* START EXERCISE INPUTS *

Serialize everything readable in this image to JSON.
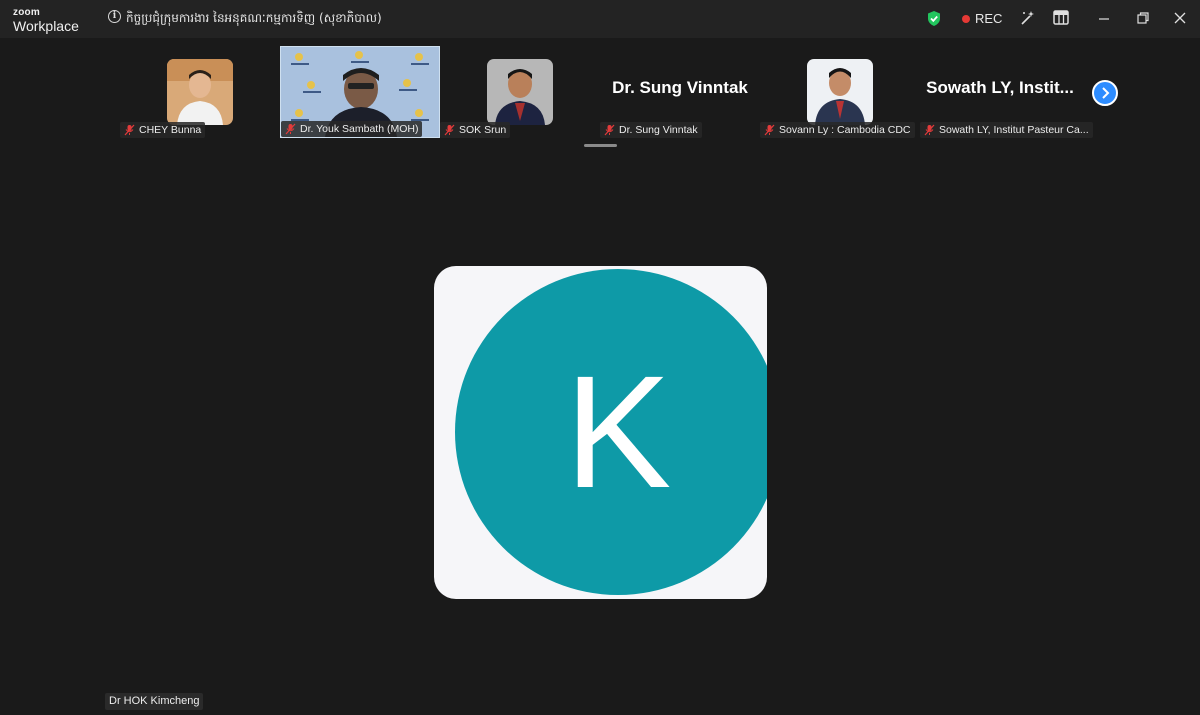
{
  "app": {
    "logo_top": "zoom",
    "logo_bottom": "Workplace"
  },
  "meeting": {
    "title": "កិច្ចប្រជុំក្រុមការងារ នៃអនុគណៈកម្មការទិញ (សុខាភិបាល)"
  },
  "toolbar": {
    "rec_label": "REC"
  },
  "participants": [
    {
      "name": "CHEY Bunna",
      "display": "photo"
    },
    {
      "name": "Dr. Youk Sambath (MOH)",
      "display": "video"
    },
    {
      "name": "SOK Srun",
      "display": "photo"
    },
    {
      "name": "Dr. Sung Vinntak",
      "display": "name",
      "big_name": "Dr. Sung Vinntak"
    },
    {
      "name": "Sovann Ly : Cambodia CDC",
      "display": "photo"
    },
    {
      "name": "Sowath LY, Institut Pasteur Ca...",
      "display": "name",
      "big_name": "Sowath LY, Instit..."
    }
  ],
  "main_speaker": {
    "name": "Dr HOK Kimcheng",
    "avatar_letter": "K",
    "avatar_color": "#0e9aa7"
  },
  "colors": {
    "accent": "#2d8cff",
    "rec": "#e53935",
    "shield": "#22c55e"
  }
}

* END EXERCISE INPUTS *

▶ _DO THIS_: Reproduce every line precisely as given, omitting all pictures.

▶ _REPLY_:
Serialize everything readable in this image to JSON.
{
  "app": {
    "logo_top": "zoom",
    "logo_bottom": "Workplace"
  },
  "meeting": {
    "title": "កិច្ចប្រជុំក្រុមការងារ នៃអនុគណៈកម្មការទិញ (សុខាភិបាល)"
  },
  "toolbar": {
    "rec_label": "REC"
  },
  "participants": [
    {
      "name": "CHEY Bunna",
      "display": "photo"
    },
    {
      "name": "Dr. Youk Sambath (MOH)",
      "display": "video"
    },
    {
      "name": "SOK Srun",
      "display": "photo"
    },
    {
      "name": "Dr. Sung Vinntak",
      "display": "name",
      "big_name": "Dr. Sung Vinntak"
    },
    {
      "name": "Sovann Ly : Cambodia CDC",
      "display": "photo"
    },
    {
      "name": "Sowath LY, Institut Pasteur Ca...",
      "display": "name",
      "big_name": "Sowath LY, Instit..."
    }
  ],
  "main_speaker": {
    "name": "Dr HOK Kimcheng",
    "avatar_letter": "K",
    "avatar_color": "#0e9aa7"
  },
  "colors": {
    "accent": "#2d8cff",
    "rec": "#e53935",
    "shield": "#22c55e"
  }
}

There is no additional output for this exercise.